__EXERCISE OBJECTIVE__
Among the records below, find each line that includes the string "text" and copy it.

# # # #

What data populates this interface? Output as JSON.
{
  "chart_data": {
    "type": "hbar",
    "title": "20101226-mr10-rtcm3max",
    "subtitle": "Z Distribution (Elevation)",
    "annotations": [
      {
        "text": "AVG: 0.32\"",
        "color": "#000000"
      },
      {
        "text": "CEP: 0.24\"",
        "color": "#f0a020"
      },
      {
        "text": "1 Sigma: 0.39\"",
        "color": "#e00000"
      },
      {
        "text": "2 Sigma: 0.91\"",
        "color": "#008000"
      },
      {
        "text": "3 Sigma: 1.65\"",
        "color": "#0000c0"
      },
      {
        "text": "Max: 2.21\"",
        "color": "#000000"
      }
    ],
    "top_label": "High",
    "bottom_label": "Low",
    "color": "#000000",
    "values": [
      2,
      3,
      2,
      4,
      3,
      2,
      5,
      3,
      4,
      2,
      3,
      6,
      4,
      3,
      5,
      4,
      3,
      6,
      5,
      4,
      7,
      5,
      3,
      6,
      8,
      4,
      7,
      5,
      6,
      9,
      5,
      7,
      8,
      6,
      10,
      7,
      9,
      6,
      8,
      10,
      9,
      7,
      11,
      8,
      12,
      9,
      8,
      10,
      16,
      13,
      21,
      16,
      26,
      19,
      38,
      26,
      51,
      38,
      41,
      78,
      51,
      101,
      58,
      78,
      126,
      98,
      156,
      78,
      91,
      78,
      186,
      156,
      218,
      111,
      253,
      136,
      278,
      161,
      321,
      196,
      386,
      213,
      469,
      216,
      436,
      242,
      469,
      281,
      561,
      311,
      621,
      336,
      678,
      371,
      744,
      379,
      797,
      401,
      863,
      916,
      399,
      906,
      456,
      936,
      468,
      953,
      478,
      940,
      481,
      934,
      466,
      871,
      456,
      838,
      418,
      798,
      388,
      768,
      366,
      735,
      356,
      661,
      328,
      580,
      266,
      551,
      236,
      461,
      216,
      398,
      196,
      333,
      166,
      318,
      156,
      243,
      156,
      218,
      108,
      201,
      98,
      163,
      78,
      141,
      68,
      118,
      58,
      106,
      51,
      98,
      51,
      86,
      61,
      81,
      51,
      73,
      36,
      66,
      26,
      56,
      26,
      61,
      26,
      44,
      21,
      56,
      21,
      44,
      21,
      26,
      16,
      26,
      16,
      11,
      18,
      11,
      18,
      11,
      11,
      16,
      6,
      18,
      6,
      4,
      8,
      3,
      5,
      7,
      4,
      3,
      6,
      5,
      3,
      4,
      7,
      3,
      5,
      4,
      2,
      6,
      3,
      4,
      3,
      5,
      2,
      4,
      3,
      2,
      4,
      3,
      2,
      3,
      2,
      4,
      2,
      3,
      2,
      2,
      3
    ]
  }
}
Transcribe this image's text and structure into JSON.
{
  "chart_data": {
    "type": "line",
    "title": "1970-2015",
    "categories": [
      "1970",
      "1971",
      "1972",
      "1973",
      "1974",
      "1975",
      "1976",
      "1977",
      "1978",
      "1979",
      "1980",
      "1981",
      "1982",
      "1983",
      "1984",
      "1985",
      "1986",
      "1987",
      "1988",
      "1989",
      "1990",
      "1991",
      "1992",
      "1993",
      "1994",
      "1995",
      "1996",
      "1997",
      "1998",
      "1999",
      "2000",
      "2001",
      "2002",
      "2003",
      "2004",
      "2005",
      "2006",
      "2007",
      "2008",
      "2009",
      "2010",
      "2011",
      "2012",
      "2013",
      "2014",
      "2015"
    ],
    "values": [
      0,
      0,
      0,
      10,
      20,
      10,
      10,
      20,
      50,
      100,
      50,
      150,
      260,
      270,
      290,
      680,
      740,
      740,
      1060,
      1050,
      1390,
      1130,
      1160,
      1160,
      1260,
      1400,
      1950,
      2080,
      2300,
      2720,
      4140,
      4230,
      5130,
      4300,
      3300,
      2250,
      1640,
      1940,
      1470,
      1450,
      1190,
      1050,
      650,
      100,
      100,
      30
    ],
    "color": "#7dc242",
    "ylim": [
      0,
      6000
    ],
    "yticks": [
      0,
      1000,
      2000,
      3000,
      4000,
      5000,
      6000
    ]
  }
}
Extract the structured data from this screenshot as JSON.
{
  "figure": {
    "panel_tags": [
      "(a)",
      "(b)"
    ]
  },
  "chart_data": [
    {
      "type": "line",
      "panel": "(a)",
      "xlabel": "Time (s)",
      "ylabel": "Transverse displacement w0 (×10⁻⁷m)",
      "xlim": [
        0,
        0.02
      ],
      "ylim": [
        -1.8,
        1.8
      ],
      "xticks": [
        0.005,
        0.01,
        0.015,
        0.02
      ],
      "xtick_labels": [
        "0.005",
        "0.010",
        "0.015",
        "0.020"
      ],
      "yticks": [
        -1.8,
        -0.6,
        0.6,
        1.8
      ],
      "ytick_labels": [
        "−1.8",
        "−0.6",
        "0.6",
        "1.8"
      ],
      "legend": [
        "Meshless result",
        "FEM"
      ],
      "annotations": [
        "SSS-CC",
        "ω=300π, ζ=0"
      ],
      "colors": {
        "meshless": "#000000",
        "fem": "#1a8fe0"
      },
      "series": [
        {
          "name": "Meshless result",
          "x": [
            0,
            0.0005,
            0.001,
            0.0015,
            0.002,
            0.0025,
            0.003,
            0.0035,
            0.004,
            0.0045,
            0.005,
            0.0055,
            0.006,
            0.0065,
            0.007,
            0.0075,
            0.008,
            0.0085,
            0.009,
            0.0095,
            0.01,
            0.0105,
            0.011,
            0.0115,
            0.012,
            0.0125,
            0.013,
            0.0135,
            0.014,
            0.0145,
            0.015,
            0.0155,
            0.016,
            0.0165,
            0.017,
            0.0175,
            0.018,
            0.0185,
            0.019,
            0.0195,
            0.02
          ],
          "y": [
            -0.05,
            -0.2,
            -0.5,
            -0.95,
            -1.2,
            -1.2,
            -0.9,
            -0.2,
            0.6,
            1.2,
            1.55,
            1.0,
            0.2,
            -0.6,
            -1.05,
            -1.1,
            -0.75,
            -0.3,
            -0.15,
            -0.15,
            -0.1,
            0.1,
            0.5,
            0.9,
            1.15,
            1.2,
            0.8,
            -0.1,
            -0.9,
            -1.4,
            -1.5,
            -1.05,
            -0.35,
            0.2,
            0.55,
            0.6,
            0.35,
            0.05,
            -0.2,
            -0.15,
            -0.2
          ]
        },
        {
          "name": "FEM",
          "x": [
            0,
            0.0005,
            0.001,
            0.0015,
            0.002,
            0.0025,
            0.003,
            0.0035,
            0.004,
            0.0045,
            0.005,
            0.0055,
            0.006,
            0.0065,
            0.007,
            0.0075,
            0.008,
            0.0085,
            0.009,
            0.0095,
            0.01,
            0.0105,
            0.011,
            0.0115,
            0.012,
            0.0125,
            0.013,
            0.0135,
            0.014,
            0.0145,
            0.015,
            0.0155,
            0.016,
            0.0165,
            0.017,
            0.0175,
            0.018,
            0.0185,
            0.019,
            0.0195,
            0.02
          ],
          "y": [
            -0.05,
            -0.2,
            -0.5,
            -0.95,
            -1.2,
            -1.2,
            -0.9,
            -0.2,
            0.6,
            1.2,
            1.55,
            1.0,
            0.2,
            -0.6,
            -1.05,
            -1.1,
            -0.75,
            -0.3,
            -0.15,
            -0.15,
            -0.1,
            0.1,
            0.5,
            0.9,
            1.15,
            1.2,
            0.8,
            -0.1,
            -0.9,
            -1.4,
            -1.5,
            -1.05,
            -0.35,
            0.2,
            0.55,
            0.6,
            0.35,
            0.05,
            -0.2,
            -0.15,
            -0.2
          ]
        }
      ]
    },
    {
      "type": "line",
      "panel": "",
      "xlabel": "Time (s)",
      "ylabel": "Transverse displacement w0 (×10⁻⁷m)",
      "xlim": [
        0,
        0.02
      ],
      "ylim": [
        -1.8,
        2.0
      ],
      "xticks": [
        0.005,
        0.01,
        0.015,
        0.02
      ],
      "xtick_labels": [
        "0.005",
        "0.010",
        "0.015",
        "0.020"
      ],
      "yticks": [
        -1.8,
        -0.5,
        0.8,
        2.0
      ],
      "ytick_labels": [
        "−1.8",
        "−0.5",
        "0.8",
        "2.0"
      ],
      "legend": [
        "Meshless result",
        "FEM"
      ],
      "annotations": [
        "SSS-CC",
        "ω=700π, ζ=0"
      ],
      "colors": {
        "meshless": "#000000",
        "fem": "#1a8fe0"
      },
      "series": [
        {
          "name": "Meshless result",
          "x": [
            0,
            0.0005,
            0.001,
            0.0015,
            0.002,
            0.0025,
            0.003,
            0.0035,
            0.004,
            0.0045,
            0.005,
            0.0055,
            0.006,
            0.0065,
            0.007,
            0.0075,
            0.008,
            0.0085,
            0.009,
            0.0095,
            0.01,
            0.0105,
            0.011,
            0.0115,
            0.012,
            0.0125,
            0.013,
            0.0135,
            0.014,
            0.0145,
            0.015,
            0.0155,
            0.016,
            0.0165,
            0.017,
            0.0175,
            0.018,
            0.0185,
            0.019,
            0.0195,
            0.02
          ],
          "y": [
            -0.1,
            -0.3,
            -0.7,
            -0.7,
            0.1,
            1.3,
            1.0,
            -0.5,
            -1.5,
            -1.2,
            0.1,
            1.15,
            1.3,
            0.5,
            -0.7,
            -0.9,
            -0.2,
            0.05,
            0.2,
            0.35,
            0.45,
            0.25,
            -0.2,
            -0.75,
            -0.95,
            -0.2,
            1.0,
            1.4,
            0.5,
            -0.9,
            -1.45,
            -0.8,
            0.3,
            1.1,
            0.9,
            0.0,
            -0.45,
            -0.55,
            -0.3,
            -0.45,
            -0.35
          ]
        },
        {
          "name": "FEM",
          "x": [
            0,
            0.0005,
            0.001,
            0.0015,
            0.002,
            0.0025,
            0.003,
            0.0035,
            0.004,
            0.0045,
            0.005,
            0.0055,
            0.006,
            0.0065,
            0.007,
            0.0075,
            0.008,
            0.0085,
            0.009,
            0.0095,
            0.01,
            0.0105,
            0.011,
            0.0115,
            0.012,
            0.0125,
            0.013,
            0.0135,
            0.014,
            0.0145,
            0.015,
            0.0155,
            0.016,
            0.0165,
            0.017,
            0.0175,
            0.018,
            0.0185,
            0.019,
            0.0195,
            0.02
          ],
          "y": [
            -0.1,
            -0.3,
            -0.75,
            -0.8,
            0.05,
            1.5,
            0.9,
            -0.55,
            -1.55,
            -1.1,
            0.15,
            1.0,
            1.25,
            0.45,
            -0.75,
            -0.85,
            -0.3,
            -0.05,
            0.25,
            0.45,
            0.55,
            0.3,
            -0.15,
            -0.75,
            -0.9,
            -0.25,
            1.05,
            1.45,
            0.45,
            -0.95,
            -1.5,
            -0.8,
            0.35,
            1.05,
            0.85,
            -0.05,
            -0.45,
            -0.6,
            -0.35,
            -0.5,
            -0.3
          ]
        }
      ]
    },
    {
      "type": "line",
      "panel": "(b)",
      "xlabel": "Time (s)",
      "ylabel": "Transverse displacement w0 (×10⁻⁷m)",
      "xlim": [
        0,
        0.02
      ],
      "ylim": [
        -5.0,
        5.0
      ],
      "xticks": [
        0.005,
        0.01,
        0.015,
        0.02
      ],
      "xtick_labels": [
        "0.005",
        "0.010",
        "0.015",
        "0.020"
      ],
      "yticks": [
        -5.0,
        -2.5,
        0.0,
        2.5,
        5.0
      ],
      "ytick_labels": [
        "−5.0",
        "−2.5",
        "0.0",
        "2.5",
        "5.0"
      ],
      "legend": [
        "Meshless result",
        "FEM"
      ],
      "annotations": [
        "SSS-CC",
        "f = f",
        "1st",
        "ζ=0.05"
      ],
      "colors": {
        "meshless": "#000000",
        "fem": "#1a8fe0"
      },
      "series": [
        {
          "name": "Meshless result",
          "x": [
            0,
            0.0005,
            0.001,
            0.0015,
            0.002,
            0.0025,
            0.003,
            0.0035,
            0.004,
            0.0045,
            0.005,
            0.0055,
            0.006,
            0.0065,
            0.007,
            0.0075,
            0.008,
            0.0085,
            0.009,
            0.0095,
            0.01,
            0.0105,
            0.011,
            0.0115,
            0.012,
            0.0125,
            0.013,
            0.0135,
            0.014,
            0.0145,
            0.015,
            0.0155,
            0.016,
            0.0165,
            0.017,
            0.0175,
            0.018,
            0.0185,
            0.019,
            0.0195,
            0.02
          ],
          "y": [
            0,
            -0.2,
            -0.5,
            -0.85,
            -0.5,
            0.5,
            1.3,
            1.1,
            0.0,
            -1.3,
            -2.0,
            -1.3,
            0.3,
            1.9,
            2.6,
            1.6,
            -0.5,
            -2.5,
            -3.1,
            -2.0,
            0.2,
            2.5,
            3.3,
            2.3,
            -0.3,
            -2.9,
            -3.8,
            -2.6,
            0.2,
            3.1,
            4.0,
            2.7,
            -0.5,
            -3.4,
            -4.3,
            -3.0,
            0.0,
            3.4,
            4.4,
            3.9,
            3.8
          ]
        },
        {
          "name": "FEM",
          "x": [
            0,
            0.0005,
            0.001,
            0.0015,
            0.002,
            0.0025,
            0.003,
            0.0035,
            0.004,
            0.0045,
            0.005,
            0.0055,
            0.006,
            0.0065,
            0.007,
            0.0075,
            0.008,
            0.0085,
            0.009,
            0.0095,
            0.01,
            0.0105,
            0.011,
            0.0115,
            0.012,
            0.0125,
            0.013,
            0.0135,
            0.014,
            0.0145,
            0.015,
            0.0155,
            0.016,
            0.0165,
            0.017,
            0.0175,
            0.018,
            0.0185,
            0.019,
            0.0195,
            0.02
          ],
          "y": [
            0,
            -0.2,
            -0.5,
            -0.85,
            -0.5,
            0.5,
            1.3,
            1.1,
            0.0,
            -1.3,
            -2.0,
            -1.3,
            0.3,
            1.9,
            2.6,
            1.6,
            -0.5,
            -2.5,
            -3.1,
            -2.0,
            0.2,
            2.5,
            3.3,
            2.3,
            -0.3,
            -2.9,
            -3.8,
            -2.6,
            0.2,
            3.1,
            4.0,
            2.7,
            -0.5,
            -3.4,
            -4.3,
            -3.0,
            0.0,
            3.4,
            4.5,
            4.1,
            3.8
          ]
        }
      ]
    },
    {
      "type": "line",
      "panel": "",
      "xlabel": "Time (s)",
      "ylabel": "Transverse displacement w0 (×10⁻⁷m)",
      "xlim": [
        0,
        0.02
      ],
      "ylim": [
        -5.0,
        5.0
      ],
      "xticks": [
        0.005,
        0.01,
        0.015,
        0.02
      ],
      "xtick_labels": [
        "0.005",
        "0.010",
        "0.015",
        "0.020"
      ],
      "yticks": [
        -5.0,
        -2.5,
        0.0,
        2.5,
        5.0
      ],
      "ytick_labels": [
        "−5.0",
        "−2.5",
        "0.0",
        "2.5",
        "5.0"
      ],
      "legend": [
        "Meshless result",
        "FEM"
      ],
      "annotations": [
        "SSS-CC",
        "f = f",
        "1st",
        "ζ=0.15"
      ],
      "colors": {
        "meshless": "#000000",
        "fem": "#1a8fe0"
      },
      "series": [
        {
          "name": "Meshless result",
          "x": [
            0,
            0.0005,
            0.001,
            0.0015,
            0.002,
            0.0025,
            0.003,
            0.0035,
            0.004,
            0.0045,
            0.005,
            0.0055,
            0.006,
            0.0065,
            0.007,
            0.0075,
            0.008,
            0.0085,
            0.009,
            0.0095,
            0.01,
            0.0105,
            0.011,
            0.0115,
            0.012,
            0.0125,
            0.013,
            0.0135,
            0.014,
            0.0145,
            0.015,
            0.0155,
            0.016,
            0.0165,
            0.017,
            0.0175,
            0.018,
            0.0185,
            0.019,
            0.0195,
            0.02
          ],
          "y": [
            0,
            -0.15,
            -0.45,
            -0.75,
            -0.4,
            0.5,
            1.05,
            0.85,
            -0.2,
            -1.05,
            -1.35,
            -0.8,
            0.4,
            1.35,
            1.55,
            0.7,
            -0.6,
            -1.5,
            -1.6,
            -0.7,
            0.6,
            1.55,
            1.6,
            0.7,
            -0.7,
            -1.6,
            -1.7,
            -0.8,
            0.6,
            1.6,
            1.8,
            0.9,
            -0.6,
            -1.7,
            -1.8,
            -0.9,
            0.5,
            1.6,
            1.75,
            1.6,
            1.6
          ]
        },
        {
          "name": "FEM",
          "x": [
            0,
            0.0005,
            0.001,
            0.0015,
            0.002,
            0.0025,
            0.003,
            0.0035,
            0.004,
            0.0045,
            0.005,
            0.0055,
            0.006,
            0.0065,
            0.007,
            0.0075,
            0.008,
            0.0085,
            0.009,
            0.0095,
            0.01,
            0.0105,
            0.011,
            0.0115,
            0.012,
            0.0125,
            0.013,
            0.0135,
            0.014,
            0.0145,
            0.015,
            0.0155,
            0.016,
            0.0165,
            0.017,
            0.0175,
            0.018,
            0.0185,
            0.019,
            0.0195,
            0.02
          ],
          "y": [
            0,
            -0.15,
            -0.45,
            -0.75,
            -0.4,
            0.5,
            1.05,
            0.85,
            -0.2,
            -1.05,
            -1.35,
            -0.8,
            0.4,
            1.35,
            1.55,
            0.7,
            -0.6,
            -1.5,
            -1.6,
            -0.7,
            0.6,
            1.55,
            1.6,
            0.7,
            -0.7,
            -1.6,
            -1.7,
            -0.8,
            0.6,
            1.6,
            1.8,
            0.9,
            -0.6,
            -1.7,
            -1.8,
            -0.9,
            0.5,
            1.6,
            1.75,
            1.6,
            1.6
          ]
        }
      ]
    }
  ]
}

# # # #

__RESPONSE TO THIS EXERCISE__
        "text": "AVG: 0.32\"",
        "text": "CEP: 0.24\"",
        "text": "1 Sigma: 0.39\"",
        "text": "2 Sigma: 0.91\"",
        "text": "3 Sigma: 1.65\"",
        "text": "Max: 2.21\"",
Transcribe this image's text and structure into JSON.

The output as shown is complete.